- _What you will do_: Return every record verbatim.

- _Material provided_:
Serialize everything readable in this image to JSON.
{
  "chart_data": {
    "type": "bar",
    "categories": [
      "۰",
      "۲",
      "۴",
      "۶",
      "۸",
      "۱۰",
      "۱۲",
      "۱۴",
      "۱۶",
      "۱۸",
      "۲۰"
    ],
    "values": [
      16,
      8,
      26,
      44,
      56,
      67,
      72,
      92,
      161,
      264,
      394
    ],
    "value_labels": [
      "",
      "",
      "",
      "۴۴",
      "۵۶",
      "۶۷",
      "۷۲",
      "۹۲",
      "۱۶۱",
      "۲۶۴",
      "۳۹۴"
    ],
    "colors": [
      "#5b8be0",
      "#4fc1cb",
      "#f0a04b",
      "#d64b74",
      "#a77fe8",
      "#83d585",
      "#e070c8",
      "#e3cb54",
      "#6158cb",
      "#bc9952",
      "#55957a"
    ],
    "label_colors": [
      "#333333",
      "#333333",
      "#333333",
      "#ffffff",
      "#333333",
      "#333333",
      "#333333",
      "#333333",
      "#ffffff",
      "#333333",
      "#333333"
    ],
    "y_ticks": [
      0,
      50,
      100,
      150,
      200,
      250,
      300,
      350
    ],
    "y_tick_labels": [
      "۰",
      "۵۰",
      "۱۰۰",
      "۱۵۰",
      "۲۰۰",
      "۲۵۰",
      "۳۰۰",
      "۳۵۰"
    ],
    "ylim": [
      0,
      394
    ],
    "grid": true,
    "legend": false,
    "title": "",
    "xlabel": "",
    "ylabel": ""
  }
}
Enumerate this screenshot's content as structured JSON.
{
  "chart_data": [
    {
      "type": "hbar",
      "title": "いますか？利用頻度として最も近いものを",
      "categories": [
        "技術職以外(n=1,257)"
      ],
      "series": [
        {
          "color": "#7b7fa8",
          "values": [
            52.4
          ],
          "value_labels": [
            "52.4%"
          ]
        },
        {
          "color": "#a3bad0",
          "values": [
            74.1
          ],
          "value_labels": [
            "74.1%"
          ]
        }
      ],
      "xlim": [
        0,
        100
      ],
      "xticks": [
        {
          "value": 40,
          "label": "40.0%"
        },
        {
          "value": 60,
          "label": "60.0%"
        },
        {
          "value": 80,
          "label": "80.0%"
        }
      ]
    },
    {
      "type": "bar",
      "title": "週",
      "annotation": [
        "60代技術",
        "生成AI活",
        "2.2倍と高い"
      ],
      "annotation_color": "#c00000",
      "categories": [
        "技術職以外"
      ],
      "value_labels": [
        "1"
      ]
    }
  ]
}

- _Task solution_:
Serialize everything readable in this image to JSON.
{
  "chart_data": {
    "type": "bar",
    "categories": [
      "۰",
      "۲",
      "۴",
      "۶",
      "۸",
      "۱۰",
      "۱۲",
      "۱۴",
      "۱۶",
      "۱۸",
      "۲۰"
    ],
    "values": [
      16,
      8,
      26,
      44,
      56,
      67,
      72,
      92,
      161,
      264,
      394
    ],
    "value_labels": [
      "",
      "",
      "",
      "۴۴",
      "۵۶",
      "۶۷",
      "۷۲",
      "۹۲",
      "۱۶۱",
      "۲۶۴",
      "۳۹۴"
    ],
    "colors": [
      "#5b8be0",
      "#4fc1cb",
      "#f0a04b",
      "#d64b74",
      "#a77fe8",
      "#83d585",
      "#e070c8",
      "#e3cb54",
      "#6158cb",
      "#bc9952",
      "#55957a"
    ],
    "label_colors": [
      "#333333",
      "#333333",
      "#333333",
      "#ffffff",
      "#333333",
      "#333333",
      "#333333",
      "#333333",
      "#ffffff",
      "#333333",
      "#333333"
    ],
    "y_ticks": [
      0,
      50,
      100,
      150,
      200,
      250,
      300,
      350
    ],
    "y_tick_labels": [
      "۰",
      "۵۰",
      "۱۰۰",
      "۱۵۰",
      "۲۰۰",
      "۲۵۰",
      "۳۰۰",
      "۳۵۰"
    ],
    "ylim": [
      0,
      394
    ],
    "grid": true,
    "legend": false,
    "title": "",
    "xlabel": "",
    "ylabel": ""
  }
}
Enumerate this screenshot's content as structured JSON.
{
  "chart_data": [
    {
      "type": "hbar",
      "title": "いますか？利用頻度として最も近いものを",
      "categories": [
        "技術職以外(n=1,257)"
      ],
      "series": [
        {
          "color": "#7b7fa8",
          "values": [
            52.4
          ],
          "value_labels": [
            "52.4%"
          ]
        },
        {
          "color": "#a3bad0",
          "values": [
            74.1
          ],
          "value_labels": [
            "74.1%"
          ]
        }
      ],
      "xlim": [
        0,
        100
      ],
      "xticks": [
        {
          "value": 40,
          "label": "40.0%"
        },
        {
          "value": 60,
          "label": "60.0%"
        },
        {
          "value": 80,
          "label": "80.0%"
        }
      ]
    },
    {
      "type": "bar",
      "title": "週",
      "annotation": [
        "60代技術",
        "生成AI活",
        "2.2倍と高い"
      ],
      "annotation_color": "#c00000",
      "categories": [
        "技術職以外"
      ],
      "value_labels": [
        "1"
      ]
    }
  ]
}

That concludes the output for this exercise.